Directions for this task:
Find the string "Condizione" in the listing and report every line that has it.

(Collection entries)
- - - - -

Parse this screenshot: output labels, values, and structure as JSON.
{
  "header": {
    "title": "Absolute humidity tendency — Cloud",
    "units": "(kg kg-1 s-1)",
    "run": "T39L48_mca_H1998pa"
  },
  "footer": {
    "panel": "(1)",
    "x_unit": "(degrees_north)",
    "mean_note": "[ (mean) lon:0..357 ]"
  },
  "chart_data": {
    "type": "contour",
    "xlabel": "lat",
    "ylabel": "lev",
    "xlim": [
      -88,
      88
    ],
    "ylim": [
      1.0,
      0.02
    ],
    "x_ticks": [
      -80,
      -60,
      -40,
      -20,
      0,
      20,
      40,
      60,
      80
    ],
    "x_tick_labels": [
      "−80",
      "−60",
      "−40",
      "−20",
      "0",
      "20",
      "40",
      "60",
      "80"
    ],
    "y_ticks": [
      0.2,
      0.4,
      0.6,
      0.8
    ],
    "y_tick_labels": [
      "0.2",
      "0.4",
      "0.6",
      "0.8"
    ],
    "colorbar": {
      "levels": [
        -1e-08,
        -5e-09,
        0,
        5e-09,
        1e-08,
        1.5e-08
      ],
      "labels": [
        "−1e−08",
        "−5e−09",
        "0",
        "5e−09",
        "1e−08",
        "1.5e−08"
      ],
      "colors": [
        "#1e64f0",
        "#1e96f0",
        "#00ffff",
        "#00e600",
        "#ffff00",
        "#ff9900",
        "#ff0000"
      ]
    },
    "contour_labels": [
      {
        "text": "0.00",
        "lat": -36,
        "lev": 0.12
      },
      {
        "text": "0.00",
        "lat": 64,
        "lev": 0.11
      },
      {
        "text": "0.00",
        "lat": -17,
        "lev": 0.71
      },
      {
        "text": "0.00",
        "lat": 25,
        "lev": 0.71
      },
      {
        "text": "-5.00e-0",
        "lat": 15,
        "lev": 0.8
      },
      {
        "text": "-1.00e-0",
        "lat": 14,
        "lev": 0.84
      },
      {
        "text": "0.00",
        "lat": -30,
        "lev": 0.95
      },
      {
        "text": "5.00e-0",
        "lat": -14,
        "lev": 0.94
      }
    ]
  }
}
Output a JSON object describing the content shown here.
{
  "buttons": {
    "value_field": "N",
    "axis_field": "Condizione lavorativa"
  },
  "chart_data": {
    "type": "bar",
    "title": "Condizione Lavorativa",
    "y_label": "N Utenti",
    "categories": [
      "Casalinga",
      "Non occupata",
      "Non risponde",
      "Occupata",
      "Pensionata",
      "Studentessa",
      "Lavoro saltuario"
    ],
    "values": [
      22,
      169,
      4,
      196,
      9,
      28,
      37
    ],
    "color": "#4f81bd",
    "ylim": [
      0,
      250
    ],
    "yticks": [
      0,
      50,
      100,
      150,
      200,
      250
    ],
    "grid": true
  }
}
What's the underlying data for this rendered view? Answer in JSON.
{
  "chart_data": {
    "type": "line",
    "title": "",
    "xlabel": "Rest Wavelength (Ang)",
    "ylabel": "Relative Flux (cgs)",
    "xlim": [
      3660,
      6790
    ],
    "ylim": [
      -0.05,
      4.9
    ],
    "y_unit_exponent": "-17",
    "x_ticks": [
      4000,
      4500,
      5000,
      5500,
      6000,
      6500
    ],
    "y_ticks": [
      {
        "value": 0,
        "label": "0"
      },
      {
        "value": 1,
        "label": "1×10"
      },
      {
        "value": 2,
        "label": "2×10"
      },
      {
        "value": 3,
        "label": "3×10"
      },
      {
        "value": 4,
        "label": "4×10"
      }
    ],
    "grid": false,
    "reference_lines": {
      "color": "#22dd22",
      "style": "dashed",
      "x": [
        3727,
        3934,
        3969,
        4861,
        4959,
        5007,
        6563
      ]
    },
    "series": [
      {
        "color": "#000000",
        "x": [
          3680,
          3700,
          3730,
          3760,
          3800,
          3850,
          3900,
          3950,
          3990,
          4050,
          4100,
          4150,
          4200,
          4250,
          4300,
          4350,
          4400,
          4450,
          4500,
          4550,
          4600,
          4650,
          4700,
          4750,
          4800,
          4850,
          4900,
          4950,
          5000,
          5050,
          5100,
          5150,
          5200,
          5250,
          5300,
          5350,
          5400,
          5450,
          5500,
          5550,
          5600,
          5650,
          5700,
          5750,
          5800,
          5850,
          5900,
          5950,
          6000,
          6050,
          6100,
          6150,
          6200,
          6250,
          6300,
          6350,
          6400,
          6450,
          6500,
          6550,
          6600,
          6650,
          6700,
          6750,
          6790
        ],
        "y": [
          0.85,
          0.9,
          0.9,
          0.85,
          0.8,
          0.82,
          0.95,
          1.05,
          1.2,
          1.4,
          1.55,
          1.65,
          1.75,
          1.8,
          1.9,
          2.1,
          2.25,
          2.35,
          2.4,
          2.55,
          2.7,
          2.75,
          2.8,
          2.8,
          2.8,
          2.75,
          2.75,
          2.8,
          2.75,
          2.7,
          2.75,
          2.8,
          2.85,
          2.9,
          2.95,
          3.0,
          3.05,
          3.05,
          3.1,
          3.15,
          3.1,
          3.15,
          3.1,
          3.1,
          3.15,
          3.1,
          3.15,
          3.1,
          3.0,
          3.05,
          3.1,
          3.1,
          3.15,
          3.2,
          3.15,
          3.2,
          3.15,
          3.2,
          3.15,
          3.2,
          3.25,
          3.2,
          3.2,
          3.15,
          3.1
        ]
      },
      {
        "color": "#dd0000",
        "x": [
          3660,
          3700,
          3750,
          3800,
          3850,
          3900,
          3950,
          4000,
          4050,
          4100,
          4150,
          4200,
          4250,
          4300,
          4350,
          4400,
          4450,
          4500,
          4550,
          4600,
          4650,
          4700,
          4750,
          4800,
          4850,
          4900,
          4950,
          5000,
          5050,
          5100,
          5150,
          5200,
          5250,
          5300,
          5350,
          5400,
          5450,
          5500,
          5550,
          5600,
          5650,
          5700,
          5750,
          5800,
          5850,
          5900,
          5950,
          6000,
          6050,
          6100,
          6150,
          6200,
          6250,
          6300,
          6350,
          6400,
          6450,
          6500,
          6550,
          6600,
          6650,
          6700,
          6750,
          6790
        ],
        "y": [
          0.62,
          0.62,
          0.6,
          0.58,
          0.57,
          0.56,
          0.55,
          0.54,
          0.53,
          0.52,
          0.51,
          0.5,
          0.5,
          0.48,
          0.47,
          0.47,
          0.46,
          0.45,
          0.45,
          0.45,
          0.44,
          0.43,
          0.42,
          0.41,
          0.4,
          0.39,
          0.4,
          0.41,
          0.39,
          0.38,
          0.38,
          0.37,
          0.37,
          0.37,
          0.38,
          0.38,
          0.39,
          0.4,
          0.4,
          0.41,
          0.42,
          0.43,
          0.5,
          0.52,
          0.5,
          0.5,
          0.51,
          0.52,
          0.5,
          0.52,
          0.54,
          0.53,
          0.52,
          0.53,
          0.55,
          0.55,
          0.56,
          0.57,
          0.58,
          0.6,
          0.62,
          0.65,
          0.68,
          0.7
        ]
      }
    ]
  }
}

- - - - -

Output:
    "axis_field": "Condizione lavorativa"
    "title": "Condizione Lavorativa",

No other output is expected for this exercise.